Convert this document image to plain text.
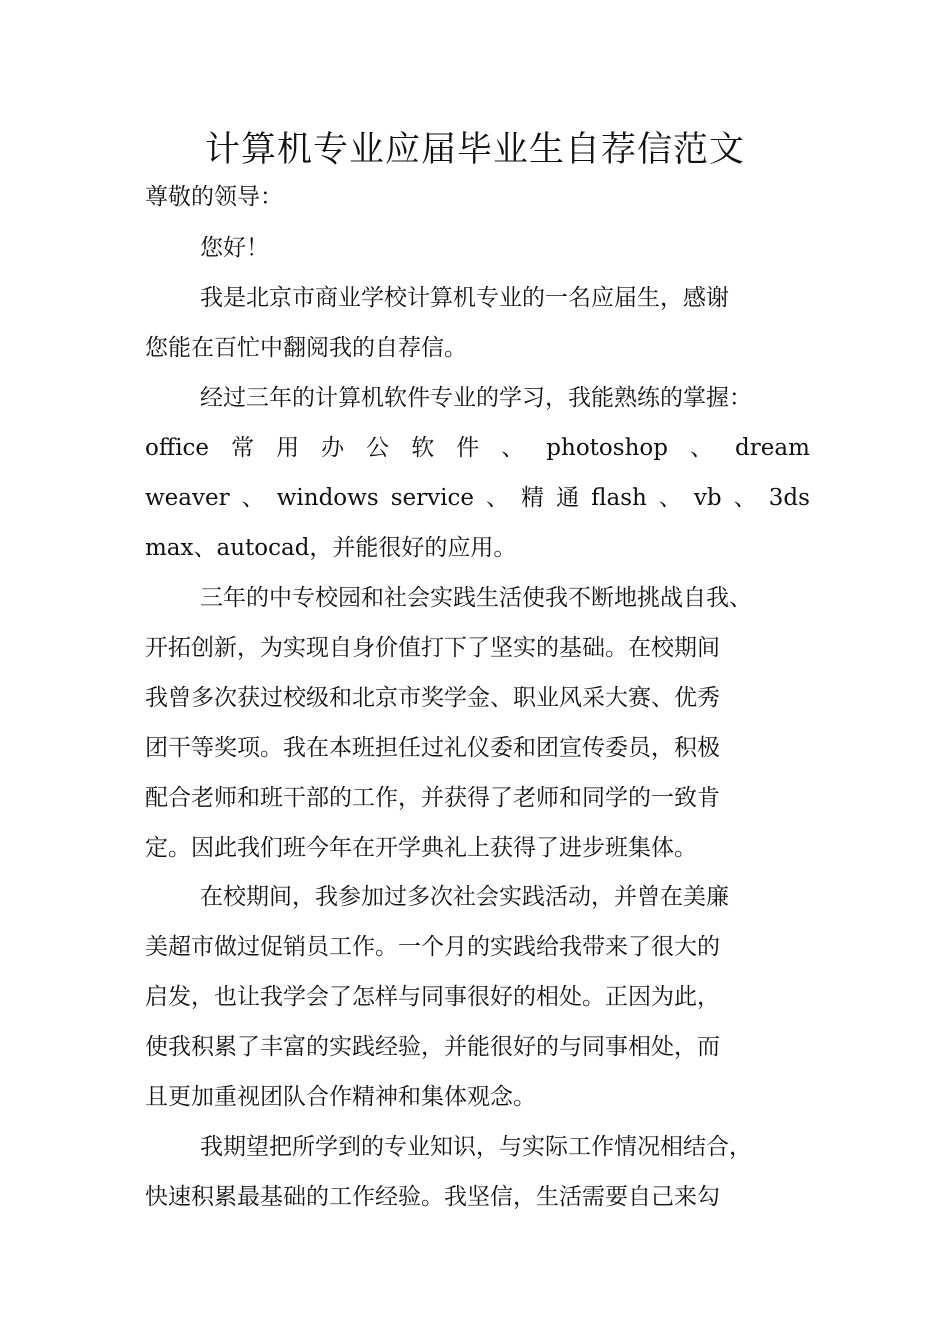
计算机专业应届毕业生自荐信范文

尊敬的领导：

您好！

我是北京市商业学校计算机专业的一名应届生，感谢

您能在百忙中翻阅我的自荐信。

经过三年的计算机软件专业的学习，我能熟练的掌握：

office 常 用 办 公 软 件 、 photoshop 、 dream
weaver 、 windows service 、 精 通 flash 、 vb 、 3ds

max、autocad，并能很好的应用。

三年的中专校园和社会实践生活使我不断地挑战自我、

开拓创新，为实现自身价值打下了坚实的基础。在校期间

我曾多次获过校级和北京市奖学金、职业风采大赛、优秀

团干等奖项。我在本班担任过礼仪委和团宣传委员，积极

配合老师和班干部的工作，并获得了老师和同学的一致肯

定。因此我们班今年在开学典礼上获得了进步班集体。

在校期间，我参加过多次社会实践活动，并曾在美廉

美超市做过促销员工作。一个月的实践给我带来了很大的

启发，也让我学会了怎样与同事很好的相处。正因为此，

使我积累了丰富的实践经验，并能很好的与同事相处，而

且更加重视团队合作精神和集体观念。

我期望把所学到的专业知识，与实际工作情况相结合，

快速积累最基础的工作经验。我坚信，生活需要自己来勾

□ □ □ □ □

### Given task
Reproduce every record word for word. The copy must contain no pictures.

### Task response
Convert this document image to plain text.
计算机专业应届毕业生自荐信范文

尊敬的领导：

您好！

我是北京市商业学校计算机专业的一名应届生，感谢

您能在百忙中翻阅我的自荐信。

经过三年的计算机软件专业的学习，我能熟练的掌握：

office 常 用 办 公 软 件 、 photoshop 、 dream
weaver 、 windows service 、 精 通 flash 、 vb 、 3ds

max、autocad，并能很好的应用。

三年的中专校园和社会实践生活使我不断地挑战自我、

开拓创新，为实现自身价值打下了坚实的基础。在校期间

我曾多次获过校级和北京市奖学金、职业风采大赛、优秀

团干等奖项。我在本班担任过礼仪委和团宣传委员，积极

配合老师和班干部的工作，并获得了老师和同学的一致肯

定。因此我们班今年在开学典礼上获得了进步班集体。

在校期间，我参加过多次社会实践活动，并曾在美廉

美超市做过促销员工作。一个月的实践给我带来了很大的

启发，也让我学会了怎样与同事很好的相处。正因为此，

使我积累了丰富的实践经验，并能很好的与同事相处，而

且更加重视团队合作精神和集体观念。

我期望把所学到的专业知识，与实际工作情况相结合，

快速积累最基础的工作经验。我坚信，生活需要自己来勾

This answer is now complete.